課題 A
下の演習データの行のうち、「- bar: [347, 380, 512, 394]」を含む行から「- donut-arc: [217, 120, 313, 216]」を含む行まで(両端の行も含む)を、「番号」と「行の内容」の二列のMarkdown表に整えてください。空行は除きます。

本文
—————

地元の素材を活かしながら
新たなイメージの商品をつくる

西野金陵

Cha✕Cha

2025.09.15

左:多度津工場・琴平工場 製造課長 酒井 史朗さん(高松西高校出身) 右:自製酒部 前川 卓哉さん(多度津高校出身)

左:多度津工場・琴平工場 製造課長 酒井 史朗さん(高松西高校出身)
右:自製酒部 前川 卓哉さん(多度津高校出身)

企業が行う事業内容もよく知られ、定番商品も広く認知されている中で、商品や企業イメージを再定義して消費者の認識を変えることは、新たな市場開拓にもつながる。

—————

課題 B
本文で、酒井史朗さんの役職は何とされていますか。

—————

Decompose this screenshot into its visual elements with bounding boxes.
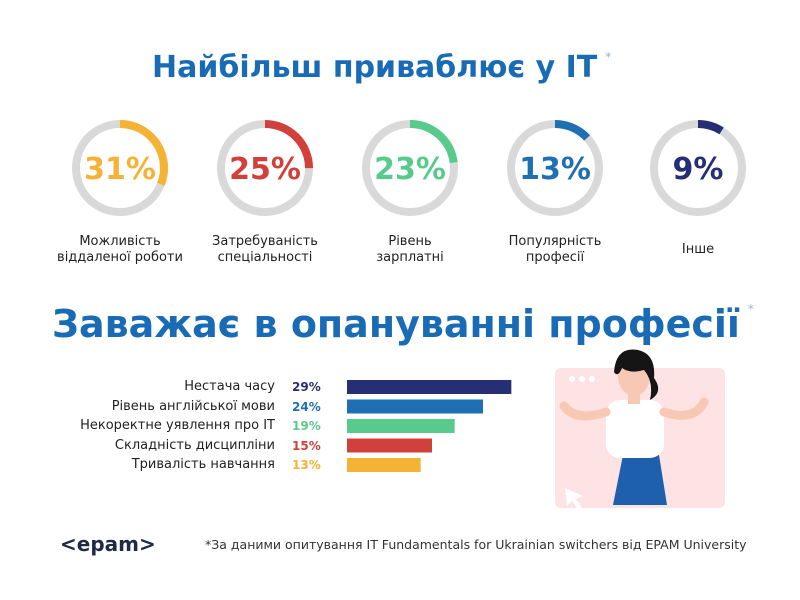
- bar: [347, 380, 512, 394]
- category-label: Рівень зарплатні: [376, 234, 444, 265]
- title-2: Заважає в опануванні професії *: [52, 302, 754, 346]
- bar: [347, 419, 455, 433]
- value-label: 15%: [292, 438, 321, 453]
- footnote: *За даними опитування IT Fundamentals fo…: [205, 537, 747, 552]
- category-label: Затребуваність спеціальності: [212, 234, 318, 265]
- value-label: 19%: [292, 419, 321, 433]
- donut-arc: [507, 120, 603, 216]
- donut-arc: [217, 120, 313, 216]
- category-label: Складність дисципліни: [114, 437, 275, 453]
- value-label: 13%: [292, 458, 321, 472]
- bar: [347, 458, 421, 472]
- value-label: 24%: [292, 399, 321, 414]
- value-label: 29%: [292, 380, 321, 394]
- category-label: Нестача часу: [184, 379, 275, 394]
- bar: [347, 399, 483, 414]
- category-label: Некоректне уявлення про IT: [80, 418, 275, 433]
- bar: [347, 438, 432, 453]
- donut-arc: [362, 120, 458, 216]
- donut-value: 31%: [84, 152, 156, 187]
- illustration: [555, 349, 725, 510]
- category-label: Рівень англійської мови: [111, 398, 275, 414]
- category-label: Інше: [681, 242, 715, 257]
- donut-value: 23%: [374, 152, 446, 187]
- title-1: Найбільш приваблює у IT *: [152, 50, 611, 85]
- title-note: *: [605, 50, 612, 64]
- donut-arc: [650, 120, 746, 216]
- donut-arc: [72, 120, 168, 216]
- title-text: Найбільш приваблює у IT: [152, 50, 598, 85]
- category-label: Можливість віддаленої роботи: [57, 234, 183, 265]
- logo: <epam>: [60, 532, 156, 556]
- donut-value: 25%: [229, 152, 301, 187]
- donut-value: 9%: [673, 152, 724, 187]
- donut-value: 13%: [519, 152, 591, 187]
- category-label: Тривалість навчання: [131, 457, 275, 472]
- title-text: Заважає в опануванні професії: [52, 302, 740, 346]
- category-label: Популярність професії: [508, 234, 602, 265]
- title-note: *: [747, 302, 754, 316]
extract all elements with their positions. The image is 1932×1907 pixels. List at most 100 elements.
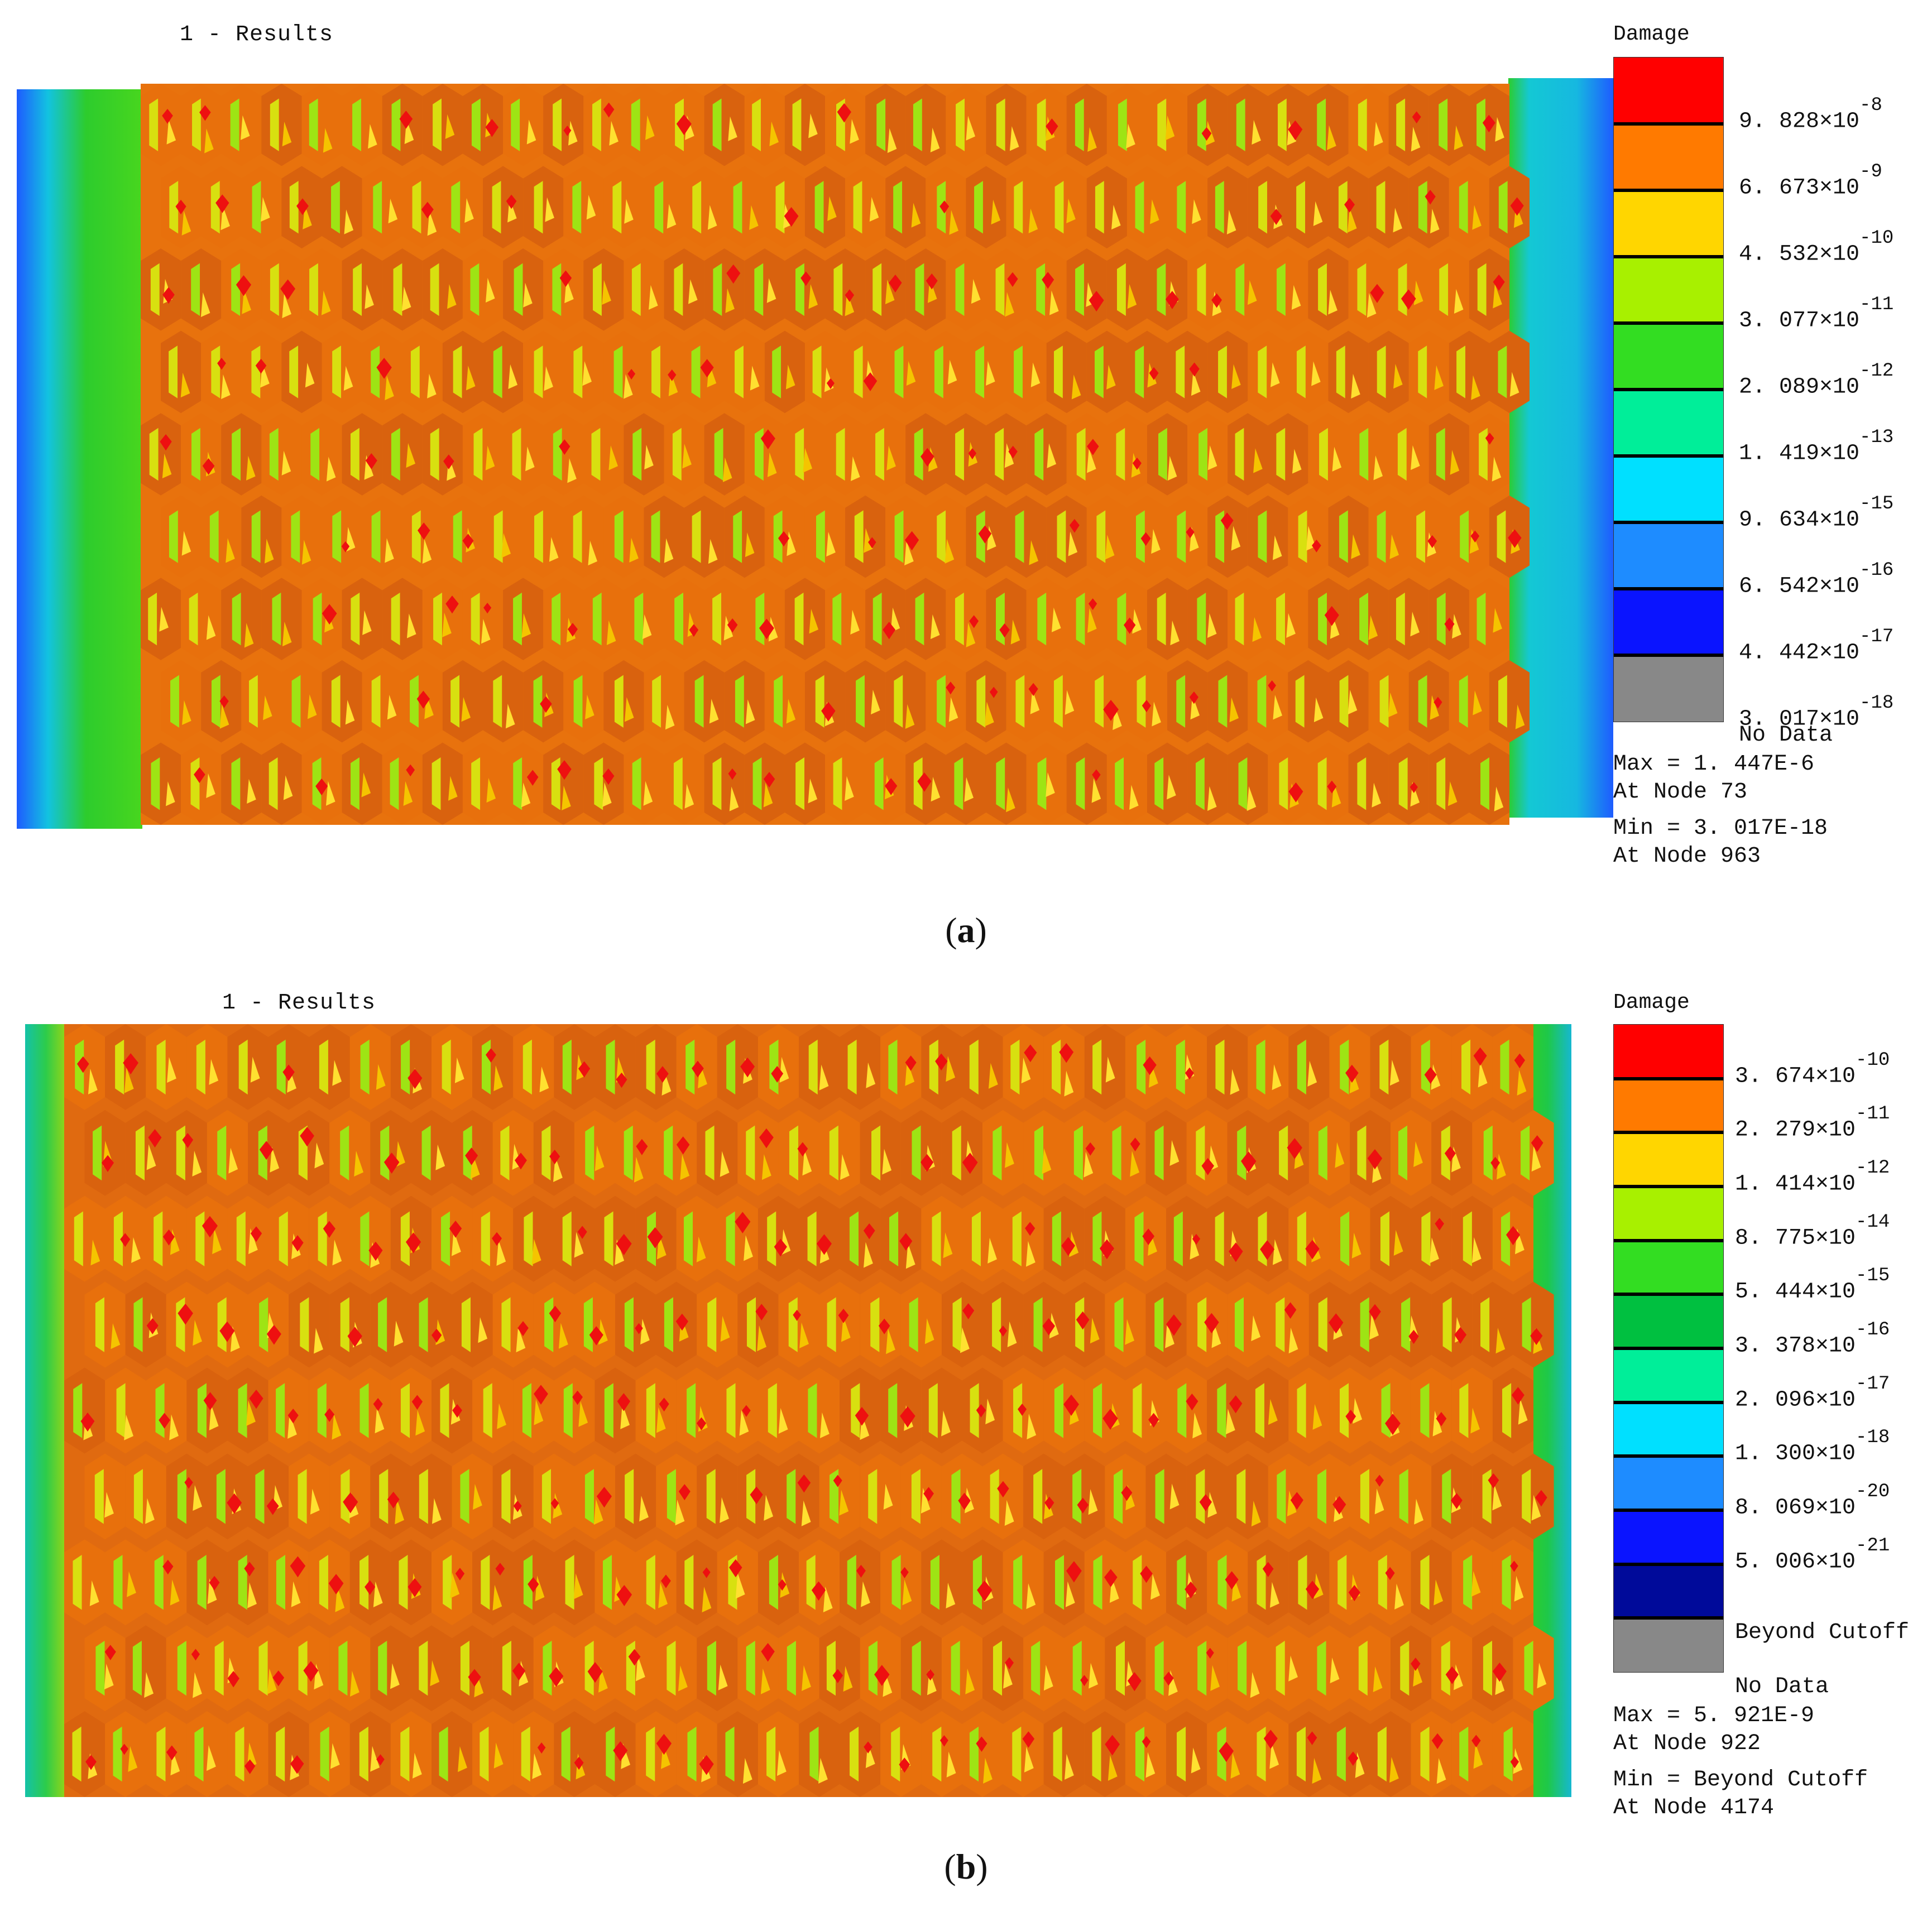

—————

解答 A
| 番号 | 行の内容 |
|---|---|
| 1 | - bar: [347, 380, 512, 394] |
| 2 | - category-label: Рівень зарплатні: [376, 234, 444, 265] |
| 3 | - title-2: Заважає в опануванні професії *: [52, 302, 754, 346] |
| 4 | - bar: [347, 419, 455, 433] |
| 5 | - value-label: 15%: [292, 438, 321, 453] |
| 6 | - footnote: *За даними опитування IT Fundamentals fo…: [205, 537, 747, 552] |
| 7 | - category-label: Затребуваність спеціальності: [212, 234, 318, 265] |
| 8 | - value-label: 19%: [292, 419, 321, 433] |
| 9 | - donut-arc: [507, 120, 603, 216] |
| 10 | - donut-arc: [217, 120, 313, 216] |

解答 B
多度津工場・琴平工場の製造課長です。